▶ **Do this**
Copy nothing but the text: repeat each entry exactly and drop the images.

▶ **Entries supplied**

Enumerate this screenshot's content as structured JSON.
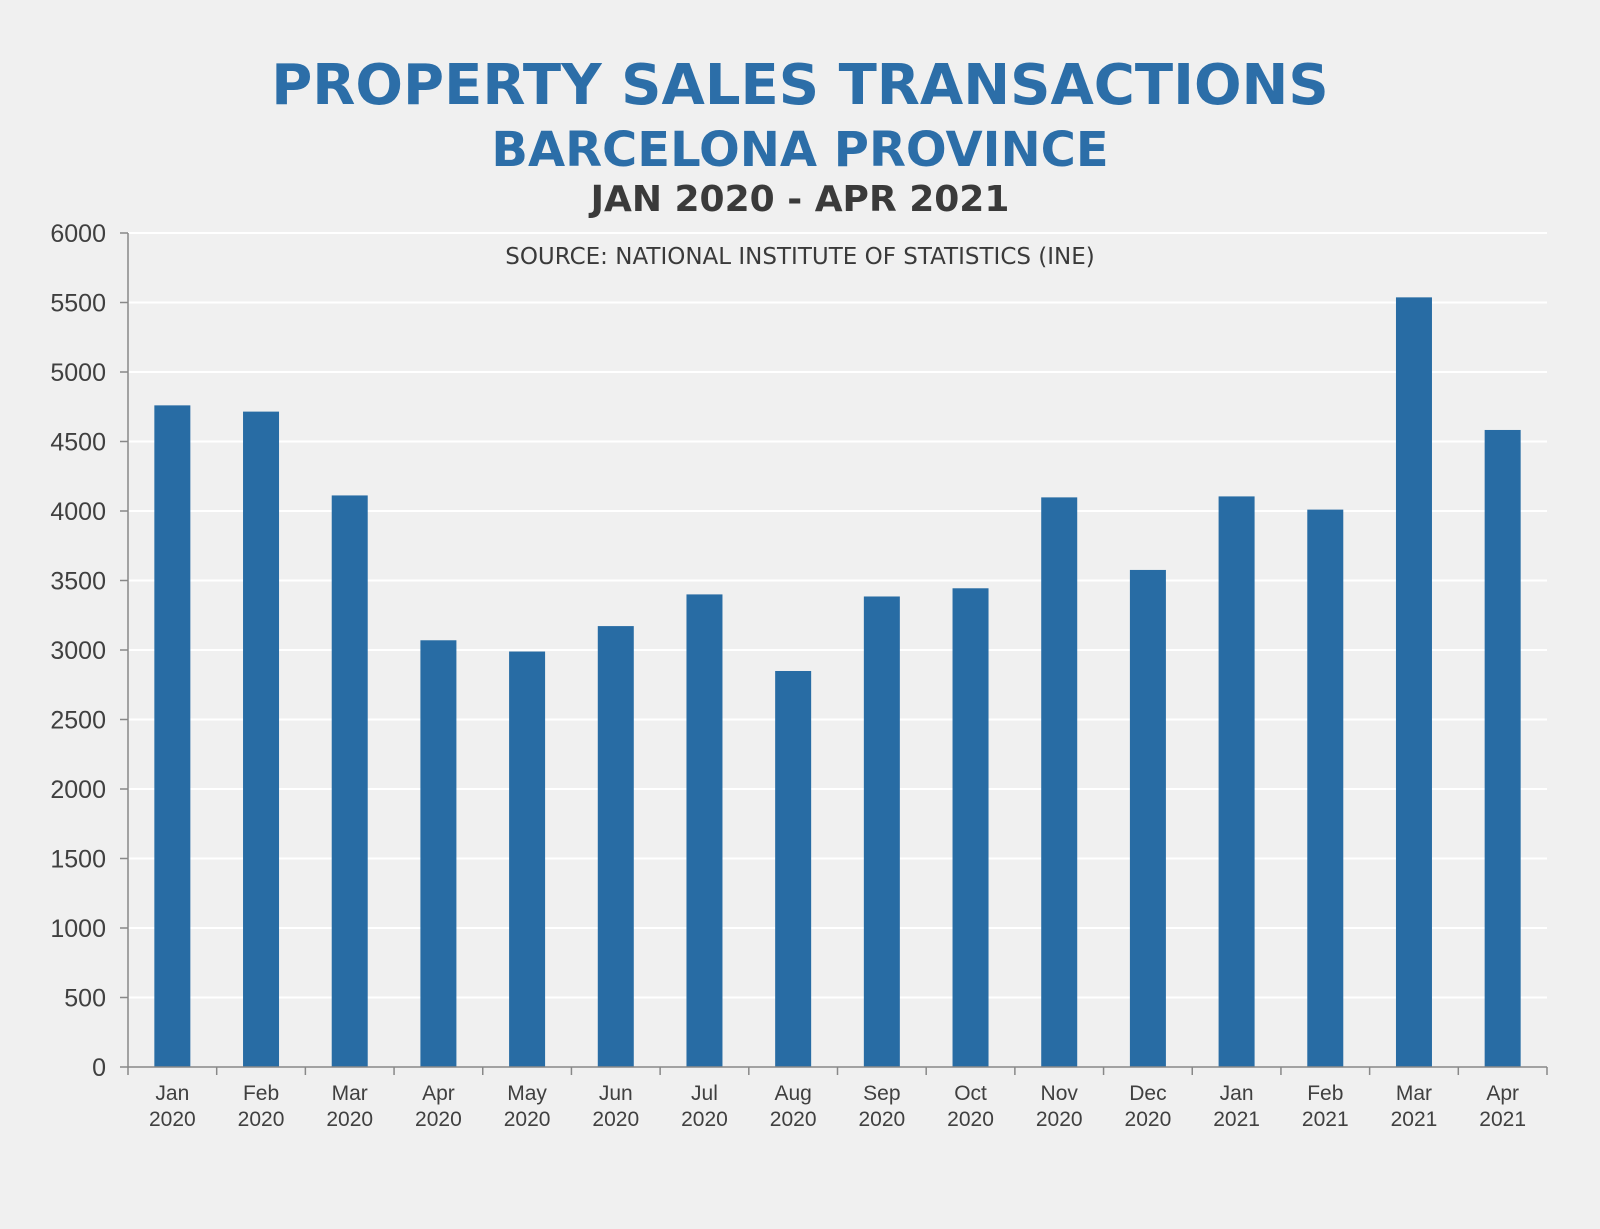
{
  "colors": {
    "bar": "#286ca4",
    "title": "#2c6ea8",
    "background": "#f0f0f0"
  },
  "chart_data": {
    "type": "bar",
    "title": "PROPERTY SALES TRANSACTIONS",
    "subtitle": "BARCELONA PROVINCE",
    "period": "JAN 2020 - APR 2021",
    "source": "SOURCE: NATIONAL INSTITUTE OF STATISTICS (INE)",
    "xlabel": "",
    "ylabel": "",
    "ylim": [
      0,
      6000
    ],
    "yticks": [
      0,
      500,
      1000,
      1500,
      2000,
      2500,
      3000,
      3500,
      4000,
      4500,
      5000,
      5500,
      6000
    ],
    "grid": true,
    "categories": [
      [
        "Jan",
        "2020"
      ],
      [
        "Feb",
        "2020"
      ],
      [
        "Mar",
        "2020"
      ],
      [
        "Apr",
        "2020"
      ],
      [
        "May",
        "2020"
      ],
      [
        "Jun",
        "2020"
      ],
      [
        "Jul",
        "2020"
      ],
      [
        "Aug",
        "2020"
      ],
      [
        "Sep",
        "2020"
      ],
      [
        "Oct",
        "2020"
      ],
      [
        "Nov",
        "2020"
      ],
      [
        "Dec",
        "2020"
      ],
      [
        "Jan",
        "2021"
      ],
      [
        "Feb",
        "2021"
      ],
      [
        "Mar",
        "2021"
      ],
      [
        "Apr",
        "2021"
      ]
    ],
    "values": [
      4760,
      4715,
      4112,
      3070,
      2989,
      3172,
      3400,
      2849,
      3385,
      3444,
      4098,
      3576,
      4105,
      4010,
      5537,
      4583
    ]
  }
}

▶ **Solution to this task**
Enumerate this screenshot's content as structured JSON.
{
  "colors": {
    "bar": "#286ca4",
    "title": "#2c6ea8",
    "background": "#f0f0f0"
  },
  "chart_data": {
    "type": "bar",
    "title": "PROPERTY SALES TRANSACTIONS",
    "subtitle": "BARCELONA PROVINCE",
    "period": "JAN 2020 - APR 2021",
    "source": "SOURCE: NATIONAL INSTITUTE OF STATISTICS (INE)",
    "xlabel": "",
    "ylabel": "",
    "ylim": [
      0,
      6000
    ],
    "yticks": [
      0,
      500,
      1000,
      1500,
      2000,
      2500,
      3000,
      3500,
      4000,
      4500,
      5000,
      5500,
      6000
    ],
    "grid": true,
    "categories": [
      [
        "Jan",
        "2020"
      ],
      [
        "Feb",
        "2020"
      ],
      [
        "Mar",
        "2020"
      ],
      [
        "Apr",
        "2020"
      ],
      [
        "May",
        "2020"
      ],
      [
        "Jun",
        "2020"
      ],
      [
        "Jul",
        "2020"
      ],
      [
        "Aug",
        "2020"
      ],
      [
        "Sep",
        "2020"
      ],
      [
        "Oct",
        "2020"
      ],
      [
        "Nov",
        "2020"
      ],
      [
        "Dec",
        "2020"
      ],
      [
        "Jan",
        "2021"
      ],
      [
        "Feb",
        "2021"
      ],
      [
        "Mar",
        "2021"
      ],
      [
        "Apr",
        "2021"
      ]
    ],
    "values": [
      4760,
      4715,
      4112,
      3070,
      2989,
      3172,
      3400,
      2849,
      3385,
      3444,
      4098,
      3576,
      4105,
      4010,
      5537,
      4583
    ]
  }
}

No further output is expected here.